▸ What is asked: Exactly how many lines have the word "color"? Answer with the bare number.

▸ Rows:
────────────────────────────────────────

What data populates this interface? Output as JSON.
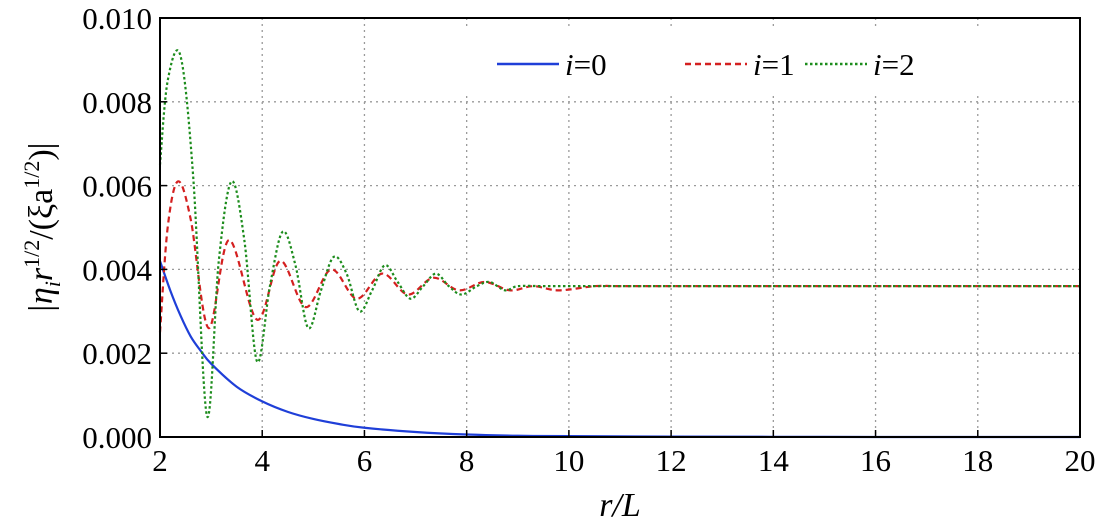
{
  "chart_data": {
    "type": "line",
    "xlabel": "r/L",
    "ylabel_parts": {
      "open": "|η",
      "sub_i": "i",
      "r": "r",
      "sup1": "1/2",
      "mid": "/(ξa",
      "sup2": "1/2",
      "close": ")|"
    },
    "xlim": [
      2,
      20
    ],
    "ylim": [
      0,
      0.01
    ],
    "x_ticks": [
      2,
      4,
      6,
      8,
      10,
      12,
      14,
      16,
      18,
      20
    ],
    "x_tick_labels": [
      "2",
      "4",
      "6",
      "8",
      "10",
      "12",
      "14",
      "16",
      "18",
      "20"
    ],
    "y_ticks": [
      0,
      0.002,
      0.004,
      0.006,
      0.008,
      0.01
    ],
    "y_tick_labels": [
      "0.000",
      "0.002",
      "0.004",
      "0.006",
      "0.008",
      "0.010"
    ],
    "grid": true,
    "legend_position": "top-right",
    "series": [
      {
        "name": "i=0",
        "label_var": "i",
        "label_rest": "=0",
        "color": "#1f3fd8",
        "style": "solid",
        "x": [
          2,
          2.2,
          2.4,
          2.6,
          2.8,
          3,
          3.5,
          4,
          4.5,
          5,
          5.5,
          6,
          7,
          8,
          9,
          10,
          12,
          14,
          16,
          18,
          20
        ],
        "values": [
          0.0042,
          0.0035,
          0.0029,
          0.0024,
          0.00205,
          0.00175,
          0.0012,
          0.00085,
          0.0006,
          0.00043,
          0.00031,
          0.00022,
          0.00012,
          6e-05,
          3e-05,
          2e-05,
          1e-05,
          5e-06,
          0,
          0,
          0
        ]
      },
      {
        "name": "i=1",
        "label_var": "i",
        "label_rest": "=1",
        "color": "#d42020",
        "style": "dashed",
        "x": [
          2,
          2.15,
          2.35,
          2.6,
          2.95,
          3.35,
          3.9,
          4.35,
          4.85,
          5.35,
          5.85,
          6.35,
          6.85,
          7.35,
          7.85,
          8.35,
          8.85,
          9.3,
          9.8,
          10.5,
          11,
          12,
          14,
          16,
          18,
          20
        ],
        "values": [
          0.0025,
          0.005,
          0.0061,
          0.0052,
          0.0026,
          0.0047,
          0.0028,
          0.0042,
          0.0031,
          0.004,
          0.0033,
          0.0039,
          0.0034,
          0.0038,
          0.0035,
          0.0037,
          0.0035,
          0.0036,
          0.0035,
          0.0036,
          0.0036,
          0.0036,
          0.0036,
          0.0036,
          0.0036,
          0.0036
        ]
      },
      {
        "name": "i=2",
        "label_var": "i",
        "label_rest": "=2",
        "color": "#1c8c1c",
        "style": "dotted",
        "x": [
          2,
          2.15,
          2.4,
          2.65,
          2.92,
          3.15,
          3.4,
          3.65,
          3.9,
          4.15,
          4.4,
          4.65,
          4.9,
          5.15,
          5.4,
          5.65,
          5.9,
          6.15,
          6.4,
          6.65,
          6.9,
          7.15,
          7.4,
          7.65,
          7.9,
          8.2,
          8.45,
          8.75,
          9,
          9.5,
          10,
          10.5,
          11,
          12,
          14,
          16,
          18,
          20
        ],
        "values": [
          0.0065,
          0.0085,
          0.0091,
          0.0062,
          0.0005,
          0.0042,
          0.0061,
          0.0047,
          0.0018,
          0.0036,
          0.0049,
          0.0041,
          0.0026,
          0.0035,
          0.0043,
          0.0039,
          0.003,
          0.0035,
          0.0041,
          0.0037,
          0.0033,
          0.0036,
          0.0039,
          0.0036,
          0.0034,
          0.0036,
          0.0037,
          0.0035,
          0.0036,
          0.0036,
          0.0036,
          0.0036,
          0.0036,
          0.0036,
          0.0036,
          0.0036,
          0.0036,
          0.0036
        ]
      }
    ]
  }
}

────────────────────────────────────────

▸ Result for this task: 3